> [DIRECTION]:
Reproduce the listing that follows with no differences at all.

> [DATA FOR THIS TASK]:
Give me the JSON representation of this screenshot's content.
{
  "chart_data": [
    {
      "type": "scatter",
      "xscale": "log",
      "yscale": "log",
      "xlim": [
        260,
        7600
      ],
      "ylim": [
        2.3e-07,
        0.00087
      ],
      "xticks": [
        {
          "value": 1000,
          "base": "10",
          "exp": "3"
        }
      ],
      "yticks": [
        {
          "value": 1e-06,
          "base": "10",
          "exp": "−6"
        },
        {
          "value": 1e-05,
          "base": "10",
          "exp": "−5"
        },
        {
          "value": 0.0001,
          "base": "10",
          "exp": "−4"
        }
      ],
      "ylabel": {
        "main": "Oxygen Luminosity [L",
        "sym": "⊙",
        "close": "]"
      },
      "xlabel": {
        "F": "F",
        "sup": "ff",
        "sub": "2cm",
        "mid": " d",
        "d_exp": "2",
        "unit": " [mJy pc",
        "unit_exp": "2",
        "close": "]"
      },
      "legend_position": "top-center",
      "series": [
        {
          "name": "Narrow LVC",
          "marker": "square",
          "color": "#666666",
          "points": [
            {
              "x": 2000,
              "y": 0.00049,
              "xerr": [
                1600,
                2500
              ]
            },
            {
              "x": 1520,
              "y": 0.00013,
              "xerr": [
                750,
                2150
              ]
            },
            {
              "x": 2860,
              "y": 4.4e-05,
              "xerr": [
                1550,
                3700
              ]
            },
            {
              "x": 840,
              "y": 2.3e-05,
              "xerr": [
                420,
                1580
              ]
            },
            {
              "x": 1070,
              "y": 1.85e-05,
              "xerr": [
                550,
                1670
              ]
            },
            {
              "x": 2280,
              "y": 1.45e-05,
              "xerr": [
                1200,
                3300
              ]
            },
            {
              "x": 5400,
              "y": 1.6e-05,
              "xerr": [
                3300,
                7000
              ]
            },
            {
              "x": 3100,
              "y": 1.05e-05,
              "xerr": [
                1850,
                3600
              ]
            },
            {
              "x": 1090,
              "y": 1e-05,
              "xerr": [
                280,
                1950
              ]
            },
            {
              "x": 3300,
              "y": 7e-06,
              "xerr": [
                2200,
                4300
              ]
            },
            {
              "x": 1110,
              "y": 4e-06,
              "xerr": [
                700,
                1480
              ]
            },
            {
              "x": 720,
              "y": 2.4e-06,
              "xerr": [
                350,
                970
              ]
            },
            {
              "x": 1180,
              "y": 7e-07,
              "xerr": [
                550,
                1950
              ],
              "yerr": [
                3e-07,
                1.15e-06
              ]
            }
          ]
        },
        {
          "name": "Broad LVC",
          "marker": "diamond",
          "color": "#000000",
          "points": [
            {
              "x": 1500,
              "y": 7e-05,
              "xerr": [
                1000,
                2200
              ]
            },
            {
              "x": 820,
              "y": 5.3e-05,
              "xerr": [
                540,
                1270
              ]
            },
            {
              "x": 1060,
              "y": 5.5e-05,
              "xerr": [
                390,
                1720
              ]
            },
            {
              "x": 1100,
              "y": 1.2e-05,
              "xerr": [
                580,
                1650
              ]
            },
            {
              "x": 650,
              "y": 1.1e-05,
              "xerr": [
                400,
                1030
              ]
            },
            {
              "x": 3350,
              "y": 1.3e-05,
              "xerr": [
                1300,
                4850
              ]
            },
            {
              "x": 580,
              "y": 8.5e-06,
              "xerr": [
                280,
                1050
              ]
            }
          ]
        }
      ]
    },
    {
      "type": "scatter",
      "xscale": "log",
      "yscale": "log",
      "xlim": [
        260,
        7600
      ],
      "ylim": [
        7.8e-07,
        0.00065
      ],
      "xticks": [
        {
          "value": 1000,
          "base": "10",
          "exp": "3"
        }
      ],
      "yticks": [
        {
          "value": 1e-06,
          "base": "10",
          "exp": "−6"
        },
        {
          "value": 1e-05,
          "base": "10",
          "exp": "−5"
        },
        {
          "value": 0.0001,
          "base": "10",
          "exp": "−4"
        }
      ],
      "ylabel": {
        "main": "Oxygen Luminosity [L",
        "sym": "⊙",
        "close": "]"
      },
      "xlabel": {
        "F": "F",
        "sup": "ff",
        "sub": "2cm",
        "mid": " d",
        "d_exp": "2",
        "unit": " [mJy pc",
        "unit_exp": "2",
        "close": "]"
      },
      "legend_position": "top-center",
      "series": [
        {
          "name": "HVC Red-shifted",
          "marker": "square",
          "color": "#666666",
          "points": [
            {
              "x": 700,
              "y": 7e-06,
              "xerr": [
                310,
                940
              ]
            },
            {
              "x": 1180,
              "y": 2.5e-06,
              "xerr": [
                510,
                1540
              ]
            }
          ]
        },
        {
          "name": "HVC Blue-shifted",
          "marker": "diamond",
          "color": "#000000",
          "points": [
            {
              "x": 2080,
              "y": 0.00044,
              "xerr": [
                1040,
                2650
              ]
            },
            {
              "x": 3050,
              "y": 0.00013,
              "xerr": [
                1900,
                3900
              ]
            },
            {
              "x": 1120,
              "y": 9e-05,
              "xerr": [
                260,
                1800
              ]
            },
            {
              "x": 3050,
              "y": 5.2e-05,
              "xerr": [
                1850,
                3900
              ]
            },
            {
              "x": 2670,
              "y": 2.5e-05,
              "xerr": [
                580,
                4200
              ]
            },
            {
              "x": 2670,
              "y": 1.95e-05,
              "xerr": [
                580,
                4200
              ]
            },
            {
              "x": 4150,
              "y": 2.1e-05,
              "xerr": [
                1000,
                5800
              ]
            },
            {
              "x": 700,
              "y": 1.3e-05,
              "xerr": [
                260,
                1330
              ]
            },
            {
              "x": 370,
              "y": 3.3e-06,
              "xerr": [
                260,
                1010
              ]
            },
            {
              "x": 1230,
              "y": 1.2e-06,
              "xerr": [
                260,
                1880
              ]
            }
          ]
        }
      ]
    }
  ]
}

> [SOLVED EXERCISE]:
Give me the JSON representation of this screenshot's content.
{
  "chart_data": [
    {
      "type": "scatter",
      "xscale": "log",
      "yscale": "log",
      "xlim": [
        260,
        7600
      ],
      "ylim": [
        2.3e-07,
        0.00087
      ],
      "xticks": [
        {
          "value": 1000,
          "base": "10",
          "exp": "3"
        }
      ],
      "yticks": [
        {
          "value": 1e-06,
          "base": "10",
          "exp": "−6"
        },
        {
          "value": 1e-05,
          "base": "10",
          "exp": "−5"
        },
        {
          "value": 0.0001,
          "base": "10",
          "exp": "−4"
        }
      ],
      "ylabel": {
        "main": "Oxygen Luminosity [L",
        "sym": "⊙",
        "close": "]"
      },
      "xlabel": {
        "F": "F",
        "sup": "ff",
        "sub": "2cm",
        "mid": " d",
        "d_exp": "2",
        "unit": " [mJy pc",
        "unit_exp": "2",
        "close": "]"
      },
      "legend_position": "top-center",
      "series": [
        {
          "name": "Narrow LVC",
          "marker": "square",
          "color": "#666666",
          "points": [
            {
              "x": 2000,
              "y": 0.00049,
              "xerr": [
                1600,
                2500
              ]
            },
            {
              "x": 1520,
              "y": 0.00013,
              "xerr": [
                750,
                2150
              ]
            },
            {
              "x": 2860,
              "y": 4.4e-05,
              "xerr": [
                1550,
                3700
              ]
            },
            {
              "x": 840,
              "y": 2.3e-05,
              "xerr": [
                420,
                1580
              ]
            },
            {
              "x": 1070,
              "y": 1.85e-05,
              "xerr": [
                550,
                1670
              ]
            },
            {
              "x": 2280,
              "y": 1.45e-05,
              "xerr": [
                1200,
                3300
              ]
            },
            {
              "x": 5400,
              "y": 1.6e-05,
              "xerr": [
                3300,
                7000
              ]
            },
            {
              "x": 3100,
              "y": 1.05e-05,
              "xerr": [
                1850,
                3600
              ]
            },
            {
              "x": 1090,
              "y": 1e-05,
              "xerr": [
                280,
                1950
              ]
            },
            {
              "x": 3300,
              "y": 7e-06,
              "xerr": [
                2200,
                4300
              ]
            },
            {
              "x": 1110,
              "y": 4e-06,
              "xerr": [
                700,
                1480
              ]
            },
            {
              "x": 720,
              "y": 2.4e-06,
              "xerr": [
                350,
                970
              ]
            },
            {
              "x": 1180,
              "y": 7e-07,
              "xerr": [
                550,
                1950
              ],
              "yerr": [
                3e-07,
                1.15e-06
              ]
            }
          ]
        },
        {
          "name": "Broad LVC",
          "marker": "diamond",
          "color": "#000000",
          "points": [
            {
              "x": 1500,
              "y": 7e-05,
              "xerr": [
                1000,
                2200
              ]
            },
            {
              "x": 820,
              "y": 5.3e-05,
              "xerr": [
                540,
                1270
              ]
            },
            {
              "x": 1060,
              "y": 5.5e-05,
              "xerr": [
                390,
                1720
              ]
            },
            {
              "x": 1100,
              "y": 1.2e-05,
              "xerr": [
                580,
                1650
              ]
            },
            {
              "x": 650,
              "y": 1.1e-05,
              "xerr": [
                400,
                1030
              ]
            },
            {
              "x": 3350,
              "y": 1.3e-05,
              "xerr": [
                1300,
                4850
              ]
            },
            {
              "x": 580,
              "y": 8.5e-06,
              "xerr": [
                280,
                1050
              ]
            }
          ]
        }
      ]
    },
    {
      "type": "scatter",
      "xscale": "log",
      "yscale": "log",
      "xlim": [
        260,
        7600
      ],
      "ylim": [
        7.8e-07,
        0.00065
      ],
      "xticks": [
        {
          "value": 1000,
          "base": "10",
          "exp": "3"
        }
      ],
      "yticks": [
        {
          "value": 1e-06,
          "base": "10",
          "exp": "−6"
        },
        {
          "value": 1e-05,
          "base": "10",
          "exp": "−5"
        },
        {
          "value": 0.0001,
          "base": "10",
          "exp": "−4"
        }
      ],
      "ylabel": {
        "main": "Oxygen Luminosity [L",
        "sym": "⊙",
        "close": "]"
      },
      "xlabel": {
        "F": "F",
        "sup": "ff",
        "sub": "2cm",
        "mid": " d",
        "d_exp": "2",
        "unit": " [mJy pc",
        "unit_exp": "2",
        "close": "]"
      },
      "legend_position": "top-center",
      "series": [
        {
          "name": "HVC Red-shifted",
          "marker": "square",
          "color": "#666666",
          "points": [
            {
              "x": 700,
              "y": 7e-06,
              "xerr": [
                310,
                940
              ]
            },
            {
              "x": 1180,
              "y": 2.5e-06,
              "xerr": [
                510,
                1540
              ]
            }
          ]
        },
        {
          "name": "HVC Blue-shifted",
          "marker": "diamond",
          "color": "#000000",
          "points": [
            {
              "x": 2080,
              "y": 0.00044,
              "xerr": [
                1040,
                2650
              ]
            },
            {
              "x": 3050,
              "y": 0.00013,
              "xerr": [
                1900,
                3900
              ]
            },
            {
              "x": 1120,
              "y": 9e-05,
              "xerr": [
                260,
                1800
              ]
            },
            {
              "x": 3050,
              "y": 5.2e-05,
              "xerr": [
                1850,
                3900
              ]
            },
            {
              "x": 2670,
              "y": 2.5e-05,
              "xerr": [
                580,
                4200
              ]
            },
            {
              "x": 2670,
              "y": 1.95e-05,
              "xerr": [
                580,
                4200
              ]
            },
            {
              "x": 4150,
              "y": 2.1e-05,
              "xerr": [
                1000,
                5800
              ]
            },
            {
              "x": 700,
              "y": 1.3e-05,
              "xerr": [
                260,
                1330
              ]
            },
            {
              "x": 370,
              "y": 3.3e-06,
              "xerr": [
                260,
                1010
              ]
            },
            {
              "x": 1230,
              "y": 1.2e-06,
              "xerr": [
                260,
                1880
              ]
            }
          ]
        }
      ]
    }
  ]
}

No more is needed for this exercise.